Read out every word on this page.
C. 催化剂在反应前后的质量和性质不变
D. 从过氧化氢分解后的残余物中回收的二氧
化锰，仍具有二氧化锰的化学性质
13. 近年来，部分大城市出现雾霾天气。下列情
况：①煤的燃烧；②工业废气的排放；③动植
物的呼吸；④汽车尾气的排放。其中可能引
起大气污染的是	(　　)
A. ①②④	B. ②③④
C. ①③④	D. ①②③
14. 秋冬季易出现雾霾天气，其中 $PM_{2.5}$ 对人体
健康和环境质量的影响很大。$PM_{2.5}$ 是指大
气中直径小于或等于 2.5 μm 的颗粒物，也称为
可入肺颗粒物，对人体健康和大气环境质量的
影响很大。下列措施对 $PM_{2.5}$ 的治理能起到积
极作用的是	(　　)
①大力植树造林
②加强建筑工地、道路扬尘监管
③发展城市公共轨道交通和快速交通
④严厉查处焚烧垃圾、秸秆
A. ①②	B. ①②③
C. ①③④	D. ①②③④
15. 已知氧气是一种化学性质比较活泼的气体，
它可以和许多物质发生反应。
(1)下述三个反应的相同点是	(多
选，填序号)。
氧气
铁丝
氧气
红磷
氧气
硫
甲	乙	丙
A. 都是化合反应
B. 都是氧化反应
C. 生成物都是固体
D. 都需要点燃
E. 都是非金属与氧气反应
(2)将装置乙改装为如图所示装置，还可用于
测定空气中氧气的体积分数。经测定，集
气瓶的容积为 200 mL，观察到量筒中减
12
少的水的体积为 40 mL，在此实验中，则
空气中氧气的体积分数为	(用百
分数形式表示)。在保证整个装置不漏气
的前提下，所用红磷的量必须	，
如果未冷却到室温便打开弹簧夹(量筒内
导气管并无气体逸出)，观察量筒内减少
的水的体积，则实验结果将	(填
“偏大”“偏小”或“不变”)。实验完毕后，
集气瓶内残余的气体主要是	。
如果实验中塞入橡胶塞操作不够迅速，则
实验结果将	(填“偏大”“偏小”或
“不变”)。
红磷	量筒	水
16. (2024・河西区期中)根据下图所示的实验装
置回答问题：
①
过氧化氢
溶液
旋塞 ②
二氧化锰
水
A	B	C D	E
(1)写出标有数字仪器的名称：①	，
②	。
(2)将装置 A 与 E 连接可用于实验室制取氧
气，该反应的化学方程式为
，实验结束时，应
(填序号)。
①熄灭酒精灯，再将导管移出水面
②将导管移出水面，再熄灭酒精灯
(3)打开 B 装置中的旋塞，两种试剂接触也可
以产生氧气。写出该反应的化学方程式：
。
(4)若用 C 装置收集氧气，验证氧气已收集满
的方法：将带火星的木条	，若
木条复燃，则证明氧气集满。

----

Given problem –
Take the entries and copy them out exactly.

Output –
Read out every word on this page.
C. 催化剂在反应前后的质量和性质不变
D. 从过氧化氢分解后的残余物中回收的二氧
化锰，仍具有二氧化锰的化学性质
13. 近年来，部分大城市出现雾霾天气。下列情
况：①煤的燃烧；②工业废气的排放；③动植
物的呼吸；④汽车尾气的排放。其中可能引
起大气污染的是	(　　)
A. ①②④	B. ②③④
C. ①③④	D. ①②③
14. 秋冬季易出现雾霾天气，其中 $PM_{2.5}$ 对人体
健康和环境质量的影响很大。$PM_{2.5}$ 是指大
气中直径小于或等于 2.5 μm 的颗粒物，也称为
可入肺颗粒物，对人体健康和大气环境质量的
影响很大。下列措施对 $PM_{2.5}$ 的治理能起到积
极作用的是	(　　)
①大力植树造林
②加强建筑工地、道路扬尘监管
③发展城市公共轨道交通和快速交通
④严厉查处焚烧垃圾、秸秆
A. ①②	B. ①②③
C. ①③④	D. ①②③④
15. 已知氧气是一种化学性质比较活泼的气体，
它可以和许多物质发生反应。
(1)下述三个反应的相同点是	(多
选，填序号)。
氧气
铁丝
氧气
红磷
氧气
硫
甲	乙	丙
A. 都是化合反应
B. 都是氧化反应
C. 生成物都是固体
D. 都需要点燃
E. 都是非金属与氧气反应
(2)将装置乙改装为如图所示装置，还可用于
测定空气中氧气的体积分数。经测定，集
气瓶的容积为 200 mL，观察到量筒中减
12
少的水的体积为 40 mL，在此实验中，则
空气中氧气的体积分数为	(用百
分数形式表示)。在保证整个装置不漏气
的前提下，所用红磷的量必须	，
如果未冷却到室温便打开弹簧夹(量筒内
导气管并无气体逸出)，观察量筒内减少
的水的体积，则实验结果将	(填
“偏大”“偏小”或“不变”)。实验完毕后，
集气瓶内残余的气体主要是	。
如果实验中塞入橡胶塞操作不够迅速，则
实验结果将	(填“偏大”“偏小”或
“不变”)。
红磷	量筒	水
16. (2024・河西区期中)根据下图所示的实验装
置回答问题：
①
过氧化氢
溶液
旋塞 ②
二氧化锰
水
A	B	C D	E
(1)写出标有数字仪器的名称：①	，
②	。
(2)将装置 A 与 E 连接可用于实验室制取氧
气，该反应的化学方程式为
，实验结束时，应
(填序号)。
①熄灭酒精灯，再将导管移出水面
②将导管移出水面，再熄灭酒精灯
(3)打开 B 装置中的旋塞，两种试剂接触也可
以产生氧气。写出该反应的化学方程式：
。
(4)若用 C 装置收集氧气，验证氧气已收集满
的方法：将带火星的木条	，若
木条复燃，则证明氧气集满。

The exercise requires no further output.